Saved entries

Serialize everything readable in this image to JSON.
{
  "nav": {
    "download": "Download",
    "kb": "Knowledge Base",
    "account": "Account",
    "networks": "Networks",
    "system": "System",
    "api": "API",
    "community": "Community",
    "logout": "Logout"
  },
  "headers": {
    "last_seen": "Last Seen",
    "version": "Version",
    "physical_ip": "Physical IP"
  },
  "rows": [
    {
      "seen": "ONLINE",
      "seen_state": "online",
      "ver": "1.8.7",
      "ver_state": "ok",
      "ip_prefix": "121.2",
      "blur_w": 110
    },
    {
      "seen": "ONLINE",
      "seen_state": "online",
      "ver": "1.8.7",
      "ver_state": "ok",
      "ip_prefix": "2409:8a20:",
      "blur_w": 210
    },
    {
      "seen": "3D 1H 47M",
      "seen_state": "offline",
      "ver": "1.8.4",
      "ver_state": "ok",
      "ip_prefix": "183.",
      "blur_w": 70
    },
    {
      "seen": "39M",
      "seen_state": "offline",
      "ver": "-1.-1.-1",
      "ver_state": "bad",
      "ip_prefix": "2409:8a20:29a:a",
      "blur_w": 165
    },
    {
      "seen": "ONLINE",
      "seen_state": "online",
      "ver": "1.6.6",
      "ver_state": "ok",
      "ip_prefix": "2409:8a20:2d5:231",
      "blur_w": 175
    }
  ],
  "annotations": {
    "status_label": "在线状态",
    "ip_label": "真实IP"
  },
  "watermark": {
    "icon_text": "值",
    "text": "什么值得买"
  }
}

# [Task statement]
Please output the complete data exactly.

# [Output for this task]
Serialize everything readable in this image to JSON.
{
  "nav": {
    "download": "Download",
    "kb": "Knowledge Base",
    "account": "Account",
    "networks": "Networks",
    "system": "System",
    "api": "API",
    "community": "Community",
    "logout": "Logout"
  },
  "headers": {
    "last_seen": "Last Seen",
    "version": "Version",
    "physical_ip": "Physical IP"
  },
  "rows": [
    {
      "seen": "ONLINE",
      "seen_state": "online",
      "ver": "1.8.7",
      "ver_state": "ok",
      "ip_prefix": "121.2",
      "blur_w": 110
    },
    {
      "seen": "ONLINE",
      "seen_state": "online",
      "ver": "1.8.7",
      "ver_state": "ok",
      "ip_prefix": "2409:8a20:",
      "blur_w": 210
    },
    {
      "seen": "3D 1H 47M",
      "seen_state": "offline",
      "ver": "1.8.4",
      "ver_state": "ok",
      "ip_prefix": "183.",
      "blur_w": 70
    },
    {
      "seen": "39M",
      "seen_state": "offline",
      "ver": "-1.-1.-1",
      "ver_state": "bad",
      "ip_prefix": "2409:8a20:29a:a",
      "blur_w": 165
    },
    {
      "seen": "ONLINE",
      "seen_state": "online",
      "ver": "1.6.6",
      "ver_state": "ok",
      "ip_prefix": "2409:8a20:2d5:231",
      "blur_w": 175
    }
  ],
  "annotations": {
    "status_label": "在线状态",
    "ip_label": "真实IP"
  },
  "watermark": {
    "icon_text": "值",
    "text": "什么值得买"
  }
}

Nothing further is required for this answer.